Work required.
How many lines in the material below contain the string "component"? Reply with the number only.

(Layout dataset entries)
________

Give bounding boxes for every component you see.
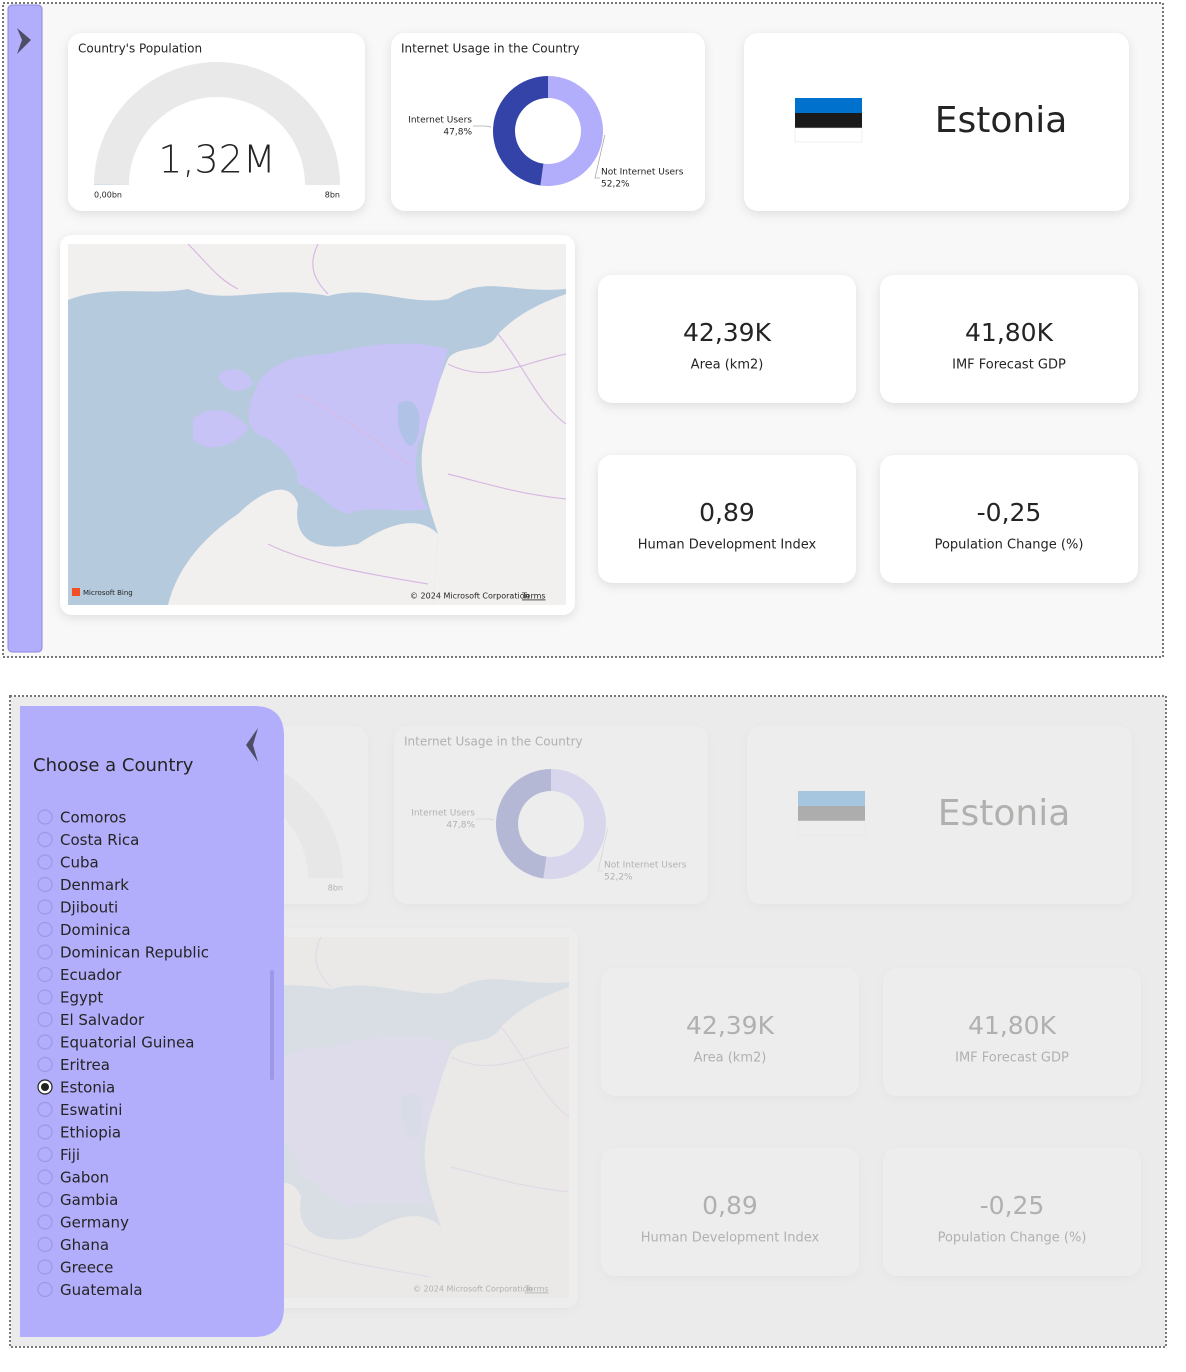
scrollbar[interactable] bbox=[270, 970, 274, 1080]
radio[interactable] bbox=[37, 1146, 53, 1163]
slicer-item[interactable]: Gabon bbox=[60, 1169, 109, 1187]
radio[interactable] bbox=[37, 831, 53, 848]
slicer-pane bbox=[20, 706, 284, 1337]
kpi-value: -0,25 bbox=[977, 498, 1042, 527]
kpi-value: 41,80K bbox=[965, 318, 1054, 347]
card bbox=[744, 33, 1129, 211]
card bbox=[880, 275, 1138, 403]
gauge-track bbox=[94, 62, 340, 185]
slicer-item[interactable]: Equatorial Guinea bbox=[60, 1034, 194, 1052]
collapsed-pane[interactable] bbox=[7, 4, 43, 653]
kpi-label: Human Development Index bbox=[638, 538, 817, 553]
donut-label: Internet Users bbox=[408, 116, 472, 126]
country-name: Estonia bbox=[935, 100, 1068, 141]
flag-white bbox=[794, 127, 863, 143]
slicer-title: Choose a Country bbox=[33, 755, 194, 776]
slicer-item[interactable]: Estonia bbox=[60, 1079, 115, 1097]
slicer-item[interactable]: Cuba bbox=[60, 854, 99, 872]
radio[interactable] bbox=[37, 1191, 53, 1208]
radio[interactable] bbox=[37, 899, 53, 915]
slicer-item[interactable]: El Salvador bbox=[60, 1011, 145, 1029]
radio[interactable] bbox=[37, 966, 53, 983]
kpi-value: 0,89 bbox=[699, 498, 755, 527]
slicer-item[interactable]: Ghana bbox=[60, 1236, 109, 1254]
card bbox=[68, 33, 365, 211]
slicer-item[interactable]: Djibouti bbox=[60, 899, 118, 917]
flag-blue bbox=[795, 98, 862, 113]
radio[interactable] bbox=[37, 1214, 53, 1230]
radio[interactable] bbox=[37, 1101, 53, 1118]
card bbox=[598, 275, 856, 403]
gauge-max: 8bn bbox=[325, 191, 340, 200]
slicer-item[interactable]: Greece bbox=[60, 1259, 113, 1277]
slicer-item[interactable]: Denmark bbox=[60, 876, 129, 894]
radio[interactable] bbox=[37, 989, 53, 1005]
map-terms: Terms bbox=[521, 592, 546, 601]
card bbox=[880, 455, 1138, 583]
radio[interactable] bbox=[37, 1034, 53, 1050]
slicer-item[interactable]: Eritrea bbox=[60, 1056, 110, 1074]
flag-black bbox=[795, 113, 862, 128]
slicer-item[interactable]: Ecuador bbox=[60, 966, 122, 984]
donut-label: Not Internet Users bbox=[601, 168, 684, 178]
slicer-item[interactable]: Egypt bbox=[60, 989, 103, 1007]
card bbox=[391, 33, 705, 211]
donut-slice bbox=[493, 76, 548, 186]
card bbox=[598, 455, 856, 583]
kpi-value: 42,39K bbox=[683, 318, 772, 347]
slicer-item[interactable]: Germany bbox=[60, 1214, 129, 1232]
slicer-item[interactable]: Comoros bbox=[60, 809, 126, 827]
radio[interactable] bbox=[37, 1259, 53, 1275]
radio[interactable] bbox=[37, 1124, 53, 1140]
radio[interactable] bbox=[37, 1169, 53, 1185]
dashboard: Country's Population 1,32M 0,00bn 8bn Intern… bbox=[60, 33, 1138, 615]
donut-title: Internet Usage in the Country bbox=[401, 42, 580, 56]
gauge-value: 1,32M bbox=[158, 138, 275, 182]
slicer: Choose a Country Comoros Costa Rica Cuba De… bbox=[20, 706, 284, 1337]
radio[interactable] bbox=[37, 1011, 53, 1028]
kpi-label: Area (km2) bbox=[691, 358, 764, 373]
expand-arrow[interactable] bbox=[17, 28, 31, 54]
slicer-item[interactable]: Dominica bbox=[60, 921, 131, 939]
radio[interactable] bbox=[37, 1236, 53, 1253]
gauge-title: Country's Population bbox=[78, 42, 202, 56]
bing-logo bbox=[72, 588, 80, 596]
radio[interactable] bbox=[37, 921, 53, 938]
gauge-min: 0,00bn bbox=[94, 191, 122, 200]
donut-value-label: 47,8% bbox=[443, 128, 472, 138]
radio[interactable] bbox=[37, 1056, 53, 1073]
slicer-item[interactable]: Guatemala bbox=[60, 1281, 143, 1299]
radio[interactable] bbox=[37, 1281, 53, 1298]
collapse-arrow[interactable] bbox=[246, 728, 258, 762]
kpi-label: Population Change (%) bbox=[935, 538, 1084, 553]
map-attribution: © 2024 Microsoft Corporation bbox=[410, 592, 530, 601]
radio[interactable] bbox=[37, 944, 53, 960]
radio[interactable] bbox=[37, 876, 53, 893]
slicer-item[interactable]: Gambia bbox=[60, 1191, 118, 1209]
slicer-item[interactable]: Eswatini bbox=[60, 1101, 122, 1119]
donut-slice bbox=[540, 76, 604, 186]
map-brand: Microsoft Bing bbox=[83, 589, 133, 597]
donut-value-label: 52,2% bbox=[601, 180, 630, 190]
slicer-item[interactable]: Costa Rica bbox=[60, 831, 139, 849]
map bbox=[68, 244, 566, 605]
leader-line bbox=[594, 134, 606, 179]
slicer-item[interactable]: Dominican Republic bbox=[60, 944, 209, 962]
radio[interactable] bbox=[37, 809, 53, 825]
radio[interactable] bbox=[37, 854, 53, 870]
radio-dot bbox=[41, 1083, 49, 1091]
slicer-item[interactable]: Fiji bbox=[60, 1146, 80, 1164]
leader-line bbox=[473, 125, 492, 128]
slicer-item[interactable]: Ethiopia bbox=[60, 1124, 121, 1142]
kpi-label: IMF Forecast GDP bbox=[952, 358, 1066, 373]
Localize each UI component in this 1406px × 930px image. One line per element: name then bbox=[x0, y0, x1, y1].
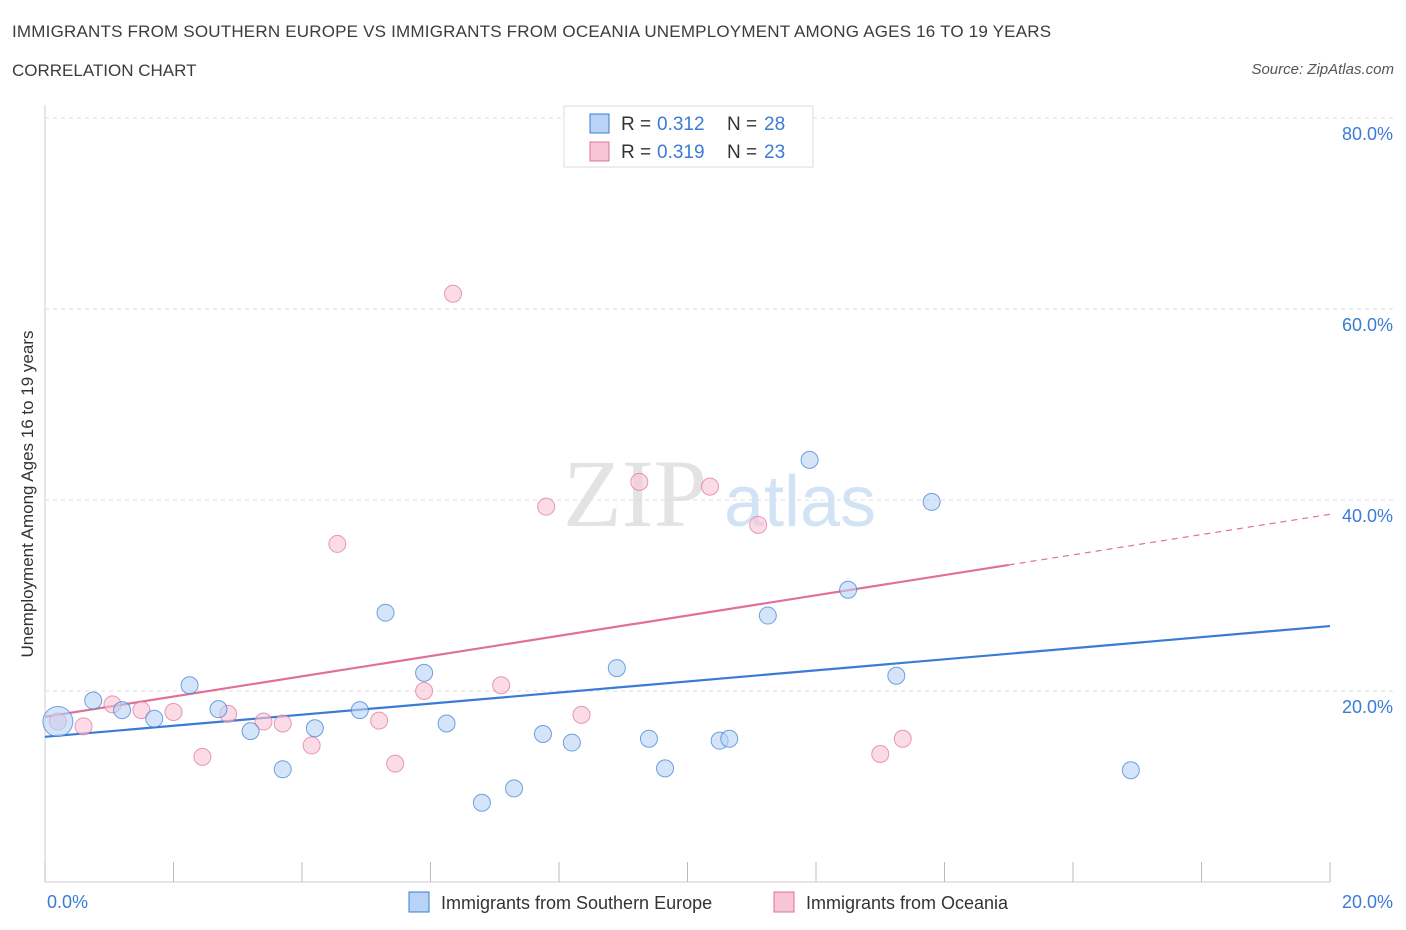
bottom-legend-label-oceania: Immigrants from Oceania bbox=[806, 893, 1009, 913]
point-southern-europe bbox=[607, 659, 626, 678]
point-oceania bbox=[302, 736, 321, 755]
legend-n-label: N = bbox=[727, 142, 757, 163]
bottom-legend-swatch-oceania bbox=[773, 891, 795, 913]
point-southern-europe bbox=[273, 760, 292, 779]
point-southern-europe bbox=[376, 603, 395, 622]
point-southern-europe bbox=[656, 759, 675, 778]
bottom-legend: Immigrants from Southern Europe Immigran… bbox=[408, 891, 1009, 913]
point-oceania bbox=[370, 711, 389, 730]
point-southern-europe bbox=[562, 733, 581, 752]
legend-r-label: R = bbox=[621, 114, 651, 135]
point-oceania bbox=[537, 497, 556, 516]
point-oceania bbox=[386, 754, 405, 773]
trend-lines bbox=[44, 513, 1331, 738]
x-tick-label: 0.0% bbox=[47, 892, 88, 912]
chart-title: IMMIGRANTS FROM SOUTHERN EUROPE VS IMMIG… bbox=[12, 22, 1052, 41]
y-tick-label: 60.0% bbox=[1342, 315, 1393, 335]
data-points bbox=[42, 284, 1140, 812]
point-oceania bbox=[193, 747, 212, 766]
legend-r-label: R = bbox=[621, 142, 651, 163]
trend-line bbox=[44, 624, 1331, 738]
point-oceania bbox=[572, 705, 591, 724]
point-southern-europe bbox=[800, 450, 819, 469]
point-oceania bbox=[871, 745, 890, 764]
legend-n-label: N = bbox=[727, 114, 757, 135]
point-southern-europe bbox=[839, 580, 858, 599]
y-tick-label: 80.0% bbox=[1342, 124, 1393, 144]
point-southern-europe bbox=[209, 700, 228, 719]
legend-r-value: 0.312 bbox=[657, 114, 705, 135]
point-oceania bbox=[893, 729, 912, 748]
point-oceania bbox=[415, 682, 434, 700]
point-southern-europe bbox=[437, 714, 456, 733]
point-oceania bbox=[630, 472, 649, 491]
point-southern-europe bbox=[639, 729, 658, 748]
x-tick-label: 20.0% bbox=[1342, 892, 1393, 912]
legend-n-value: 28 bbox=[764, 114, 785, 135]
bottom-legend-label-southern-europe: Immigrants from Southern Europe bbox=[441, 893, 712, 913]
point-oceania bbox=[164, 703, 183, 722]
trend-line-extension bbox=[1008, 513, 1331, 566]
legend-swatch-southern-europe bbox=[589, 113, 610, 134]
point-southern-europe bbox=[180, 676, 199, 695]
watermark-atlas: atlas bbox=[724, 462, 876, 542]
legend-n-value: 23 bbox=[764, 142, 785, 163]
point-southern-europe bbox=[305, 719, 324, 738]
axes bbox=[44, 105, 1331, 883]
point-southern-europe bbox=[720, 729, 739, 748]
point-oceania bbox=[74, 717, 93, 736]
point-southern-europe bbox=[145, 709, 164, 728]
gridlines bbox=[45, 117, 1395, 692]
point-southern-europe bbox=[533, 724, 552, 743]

________

Exercise solution.
2